**What you are asked to do**
Repeat every line below exactly as it reads.

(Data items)
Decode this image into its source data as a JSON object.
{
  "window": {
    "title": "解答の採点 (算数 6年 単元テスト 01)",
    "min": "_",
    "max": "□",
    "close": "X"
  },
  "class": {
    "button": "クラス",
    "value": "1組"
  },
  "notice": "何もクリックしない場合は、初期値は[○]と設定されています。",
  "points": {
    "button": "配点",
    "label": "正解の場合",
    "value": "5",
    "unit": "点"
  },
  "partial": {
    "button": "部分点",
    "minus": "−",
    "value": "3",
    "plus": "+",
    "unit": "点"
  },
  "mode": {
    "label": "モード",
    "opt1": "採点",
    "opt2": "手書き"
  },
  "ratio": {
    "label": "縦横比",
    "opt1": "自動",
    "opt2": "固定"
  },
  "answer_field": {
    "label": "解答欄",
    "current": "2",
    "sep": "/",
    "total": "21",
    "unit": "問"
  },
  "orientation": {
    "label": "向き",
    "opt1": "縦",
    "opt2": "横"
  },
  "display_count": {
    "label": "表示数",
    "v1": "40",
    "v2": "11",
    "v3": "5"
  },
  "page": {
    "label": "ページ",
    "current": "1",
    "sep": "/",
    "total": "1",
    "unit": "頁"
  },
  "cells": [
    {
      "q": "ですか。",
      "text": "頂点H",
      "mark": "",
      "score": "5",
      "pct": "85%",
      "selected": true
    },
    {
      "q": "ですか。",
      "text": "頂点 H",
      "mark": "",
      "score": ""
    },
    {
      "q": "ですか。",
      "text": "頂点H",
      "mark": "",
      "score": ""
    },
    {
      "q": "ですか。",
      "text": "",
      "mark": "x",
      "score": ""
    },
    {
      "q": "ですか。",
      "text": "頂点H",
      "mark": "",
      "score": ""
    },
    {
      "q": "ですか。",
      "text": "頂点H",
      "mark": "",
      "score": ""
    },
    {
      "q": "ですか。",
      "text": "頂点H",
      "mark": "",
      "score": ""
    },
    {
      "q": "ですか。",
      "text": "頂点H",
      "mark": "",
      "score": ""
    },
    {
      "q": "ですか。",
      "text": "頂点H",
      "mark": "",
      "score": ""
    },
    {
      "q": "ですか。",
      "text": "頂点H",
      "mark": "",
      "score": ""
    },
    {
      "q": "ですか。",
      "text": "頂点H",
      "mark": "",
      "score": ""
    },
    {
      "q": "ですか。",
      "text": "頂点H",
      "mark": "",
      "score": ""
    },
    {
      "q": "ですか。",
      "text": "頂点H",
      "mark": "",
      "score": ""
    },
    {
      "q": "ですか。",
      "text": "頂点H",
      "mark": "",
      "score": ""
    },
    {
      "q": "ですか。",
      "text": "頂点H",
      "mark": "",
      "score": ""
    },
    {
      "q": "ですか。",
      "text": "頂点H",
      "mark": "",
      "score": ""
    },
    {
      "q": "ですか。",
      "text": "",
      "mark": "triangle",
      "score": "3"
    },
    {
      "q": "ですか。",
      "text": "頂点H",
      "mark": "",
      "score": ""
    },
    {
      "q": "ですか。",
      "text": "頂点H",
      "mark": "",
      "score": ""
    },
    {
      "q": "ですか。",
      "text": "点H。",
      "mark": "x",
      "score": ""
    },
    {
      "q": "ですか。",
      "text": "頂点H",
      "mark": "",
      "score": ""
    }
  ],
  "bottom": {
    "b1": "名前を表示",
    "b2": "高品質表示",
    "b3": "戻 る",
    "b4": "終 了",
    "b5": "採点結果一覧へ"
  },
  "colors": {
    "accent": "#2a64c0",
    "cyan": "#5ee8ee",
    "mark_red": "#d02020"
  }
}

**Solution to this problem**
Decode this image into its source data as a JSON object.
{
  "window": {
    "title": "解答の採点 (算数 6年 単元テスト 01)",
    "min": "_",
    "max": "□",
    "close": "X"
  },
  "class": {
    "button": "クラス",
    "value": "1組"
  },
  "notice": "何もクリックしない場合は、初期値は[○]と設定されています。",
  "points": {
    "button": "配点",
    "label": "正解の場合",
    "value": "5",
    "unit": "点"
  },
  "partial": {
    "button": "部分点",
    "minus": "−",
    "value": "3",
    "plus": "+",
    "unit": "点"
  },
  "mode": {
    "label": "モード",
    "opt1": "採点",
    "opt2": "手書き"
  },
  "ratio": {
    "label": "縦横比",
    "opt1": "自動",
    "opt2": "固定"
  },
  "answer_field": {
    "label": "解答欄",
    "current": "2",
    "sep": "/",
    "total": "21",
    "unit": "問"
  },
  "orientation": {
    "label": "向き",
    "opt1": "縦",
    "opt2": "横"
  },
  "display_count": {
    "label": "表示数",
    "v1": "40",
    "v2": "11",
    "v3": "5"
  },
  "page": {
    "label": "ページ",
    "current": "1",
    "sep": "/",
    "total": "1",
    "unit": "頁"
  },
  "cells": [
    {
      "q": "ですか。",
      "text": "頂点H",
      "mark": "",
      "score": "5",
      "pct": "85%",
      "selected": true
    },
    {
      "q": "ですか。",
      "text": "頂点 H",
      "mark": "",
      "score": ""
    },
    {
      "q": "ですか。",
      "text": "頂点H",
      "mark": "",
      "score": ""
    },
    {
      "q": "ですか。",
      "text": "",
      "mark": "x",
      "score": ""
    },
    {
      "q": "ですか。",
      "text": "頂点H",
      "mark": "",
      "score": ""
    },
    {
      "q": "ですか。",
      "text": "頂点H",
      "mark": "",
      "score": ""
    },
    {
      "q": "ですか。",
      "text": "頂点H",
      "mark": "",
      "score": ""
    },
    {
      "q": "ですか。",
      "text": "頂点H",
      "mark": "",
      "score": ""
    },
    {
      "q": "ですか。",
      "text": "頂点H",
      "mark": "",
      "score": ""
    },
    {
      "q": "ですか。",
      "text": "頂点H",
      "mark": "",
      "score": ""
    },
    {
      "q": "ですか。",
      "text": "頂点H",
      "mark": "",
      "score": ""
    },
    {
      "q": "ですか。",
      "text": "頂点H",
      "mark": "",
      "score": ""
    },
    {
      "q": "ですか。",
      "text": "頂点H",
      "mark": "",
      "score": ""
    },
    {
      "q": "ですか。",
      "text": "頂点H",
      "mark": "",
      "score": ""
    },
    {
      "q": "ですか。",
      "text": "頂点H",
      "mark": "",
      "score": ""
    },
    {
      "q": "ですか。",
      "text": "頂点H",
      "mark": "",
      "score": ""
    },
    {
      "q": "ですか。",
      "text": "",
      "mark": "triangle",
      "score": "3"
    },
    {
      "q": "ですか。",
      "text": "頂点H",
      "mark": "",
      "score": ""
    },
    {
      "q": "ですか。",
      "text": "頂点H",
      "mark": "",
      "score": ""
    },
    {
      "q": "ですか。",
      "text": "点H。",
      "mark": "x",
      "score": ""
    },
    {
      "q": "ですか。",
      "text": "頂点H",
      "mark": "",
      "score": ""
    }
  ],
  "bottom": {
    "b1": "名前を表示",
    "b2": "高品質表示",
    "b3": "戻 る",
    "b4": "終 了",
    "b5": "採点結果一覧へ"
  },
  "colors": {
    "accent": "#2a64c0",
    "cyan": "#5ee8ee",
    "mark_red": "#d02020"
  }
}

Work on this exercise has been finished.